(Problem statement)
Search the records for "this". Copy every line where it appears.
:: Extracted records
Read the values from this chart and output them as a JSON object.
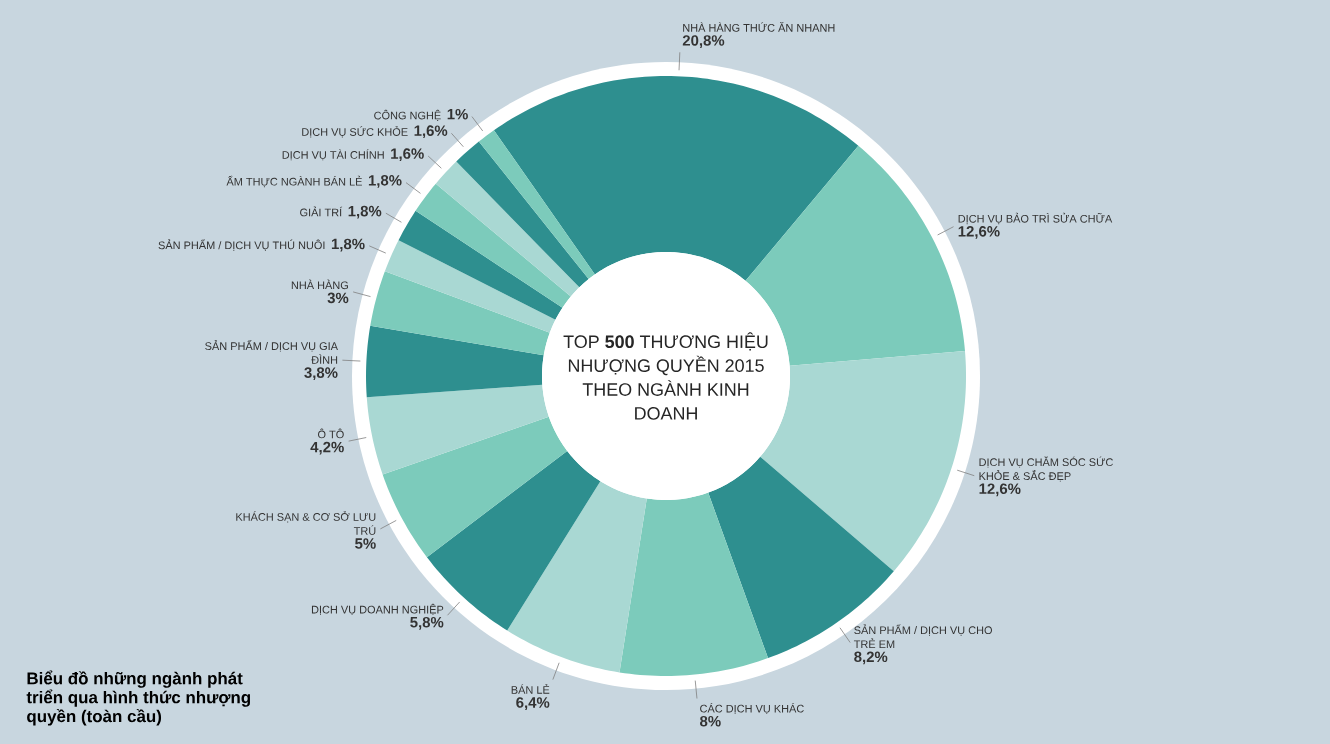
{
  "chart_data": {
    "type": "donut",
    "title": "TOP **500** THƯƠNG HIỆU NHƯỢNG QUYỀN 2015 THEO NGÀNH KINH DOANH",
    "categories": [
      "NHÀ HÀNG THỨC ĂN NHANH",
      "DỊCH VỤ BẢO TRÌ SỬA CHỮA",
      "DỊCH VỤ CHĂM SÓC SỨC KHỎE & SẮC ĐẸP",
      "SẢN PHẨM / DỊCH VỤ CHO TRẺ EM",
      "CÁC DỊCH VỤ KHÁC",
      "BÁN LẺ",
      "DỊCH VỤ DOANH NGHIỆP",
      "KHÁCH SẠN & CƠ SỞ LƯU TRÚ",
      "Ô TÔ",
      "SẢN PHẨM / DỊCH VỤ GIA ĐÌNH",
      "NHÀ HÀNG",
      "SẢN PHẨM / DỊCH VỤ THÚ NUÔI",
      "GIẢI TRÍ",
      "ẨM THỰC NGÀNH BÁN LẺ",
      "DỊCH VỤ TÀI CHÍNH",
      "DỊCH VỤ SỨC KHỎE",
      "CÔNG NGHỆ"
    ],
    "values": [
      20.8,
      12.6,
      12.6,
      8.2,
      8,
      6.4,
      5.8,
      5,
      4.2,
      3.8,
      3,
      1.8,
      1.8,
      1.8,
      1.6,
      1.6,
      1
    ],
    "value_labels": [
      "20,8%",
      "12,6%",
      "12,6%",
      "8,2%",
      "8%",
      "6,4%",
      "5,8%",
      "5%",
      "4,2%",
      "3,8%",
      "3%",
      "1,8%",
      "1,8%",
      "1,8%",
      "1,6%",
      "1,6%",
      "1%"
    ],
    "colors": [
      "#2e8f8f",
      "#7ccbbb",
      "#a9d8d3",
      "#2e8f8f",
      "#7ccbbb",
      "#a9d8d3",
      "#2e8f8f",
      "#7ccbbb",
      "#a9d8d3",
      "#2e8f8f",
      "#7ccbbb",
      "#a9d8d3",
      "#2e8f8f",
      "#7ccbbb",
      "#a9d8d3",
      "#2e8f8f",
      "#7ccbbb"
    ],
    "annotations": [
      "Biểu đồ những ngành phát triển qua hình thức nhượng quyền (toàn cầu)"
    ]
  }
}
::::
:: Extracted records
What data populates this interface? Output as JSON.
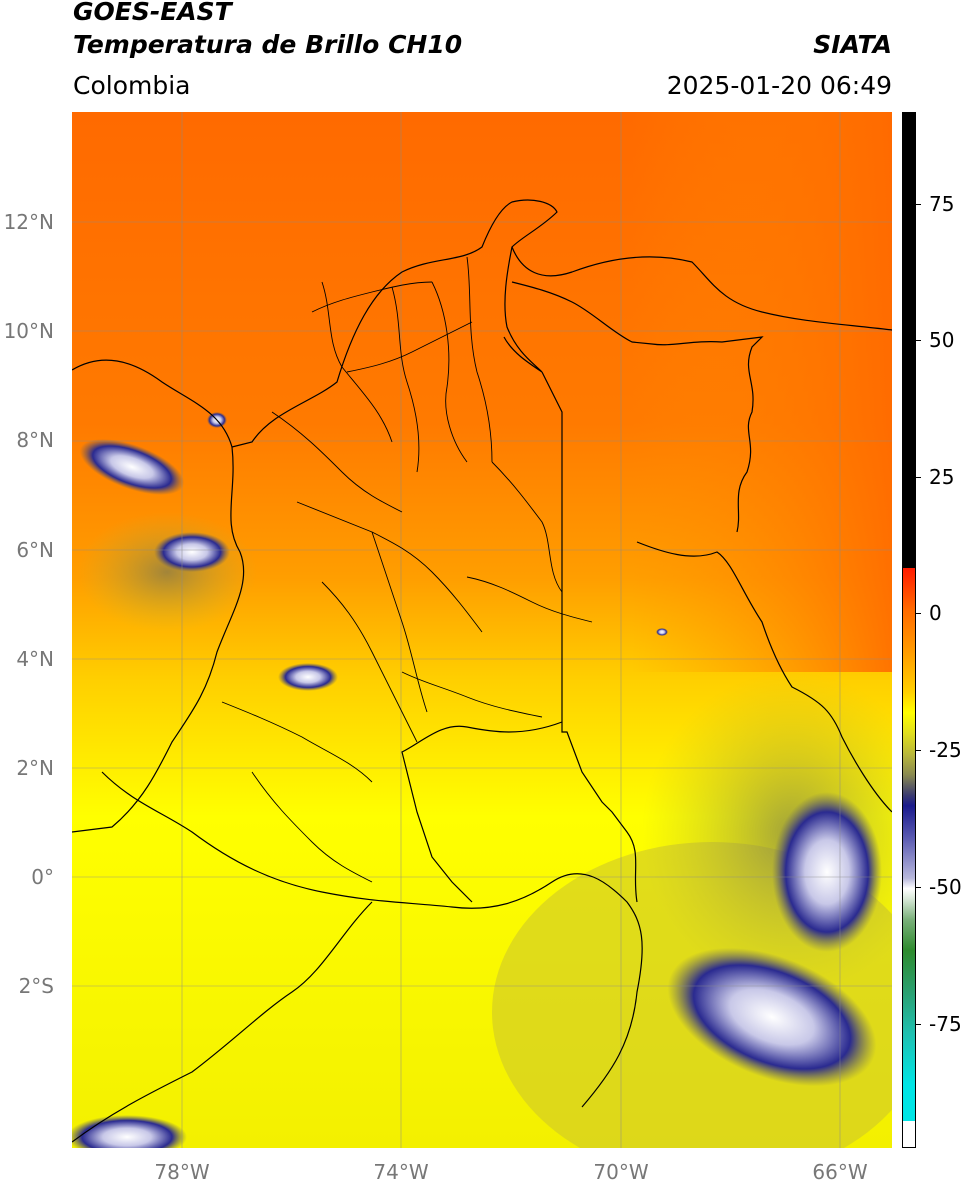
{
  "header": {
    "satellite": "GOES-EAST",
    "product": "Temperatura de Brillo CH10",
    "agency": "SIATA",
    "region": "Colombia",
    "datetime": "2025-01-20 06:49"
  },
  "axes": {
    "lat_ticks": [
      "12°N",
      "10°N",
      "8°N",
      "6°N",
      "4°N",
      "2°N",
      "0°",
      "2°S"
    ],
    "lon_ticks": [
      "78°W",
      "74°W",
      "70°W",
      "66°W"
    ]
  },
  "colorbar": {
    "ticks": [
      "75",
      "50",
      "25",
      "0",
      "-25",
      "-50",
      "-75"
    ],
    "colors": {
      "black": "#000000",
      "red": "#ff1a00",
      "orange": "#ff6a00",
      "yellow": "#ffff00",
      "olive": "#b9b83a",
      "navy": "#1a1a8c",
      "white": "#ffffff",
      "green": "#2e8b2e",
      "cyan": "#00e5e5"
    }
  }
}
::::
:: Extracted records
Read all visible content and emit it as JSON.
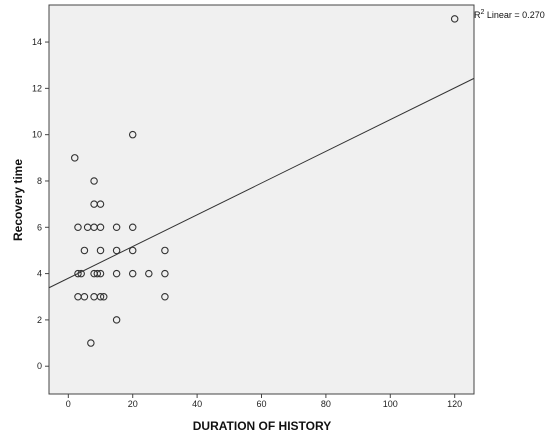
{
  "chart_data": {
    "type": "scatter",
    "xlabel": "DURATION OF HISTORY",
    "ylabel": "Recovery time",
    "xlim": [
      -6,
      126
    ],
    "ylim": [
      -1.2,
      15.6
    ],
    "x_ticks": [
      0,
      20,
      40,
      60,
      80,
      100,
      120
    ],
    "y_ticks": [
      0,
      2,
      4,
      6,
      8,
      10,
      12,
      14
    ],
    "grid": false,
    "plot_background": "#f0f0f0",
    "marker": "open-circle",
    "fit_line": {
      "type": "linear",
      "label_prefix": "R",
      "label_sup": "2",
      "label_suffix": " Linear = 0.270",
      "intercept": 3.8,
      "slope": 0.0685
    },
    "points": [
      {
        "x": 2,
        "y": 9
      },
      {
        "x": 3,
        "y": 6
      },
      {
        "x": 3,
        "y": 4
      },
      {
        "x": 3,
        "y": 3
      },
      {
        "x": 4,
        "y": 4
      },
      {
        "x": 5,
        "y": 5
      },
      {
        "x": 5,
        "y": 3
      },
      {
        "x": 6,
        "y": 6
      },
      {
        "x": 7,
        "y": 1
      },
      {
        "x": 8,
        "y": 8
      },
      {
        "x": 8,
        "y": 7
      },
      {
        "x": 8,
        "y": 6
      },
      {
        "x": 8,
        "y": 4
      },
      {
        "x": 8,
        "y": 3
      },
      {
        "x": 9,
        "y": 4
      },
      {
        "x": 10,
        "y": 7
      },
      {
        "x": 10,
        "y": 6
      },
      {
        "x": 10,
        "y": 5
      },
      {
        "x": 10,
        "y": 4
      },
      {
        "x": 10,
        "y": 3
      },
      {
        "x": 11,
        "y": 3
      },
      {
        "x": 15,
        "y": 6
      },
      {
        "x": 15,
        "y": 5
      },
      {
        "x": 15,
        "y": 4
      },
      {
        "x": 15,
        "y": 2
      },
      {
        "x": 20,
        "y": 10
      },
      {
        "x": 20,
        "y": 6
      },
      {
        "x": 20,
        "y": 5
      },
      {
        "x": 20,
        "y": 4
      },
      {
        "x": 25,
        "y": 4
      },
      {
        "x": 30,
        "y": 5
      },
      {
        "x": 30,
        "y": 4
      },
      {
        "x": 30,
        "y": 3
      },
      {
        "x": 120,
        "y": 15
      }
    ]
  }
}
::::
(Completed exercise)
Read the values from this chart and output them as a JSON object.
What data populates this interface? Output as JSON.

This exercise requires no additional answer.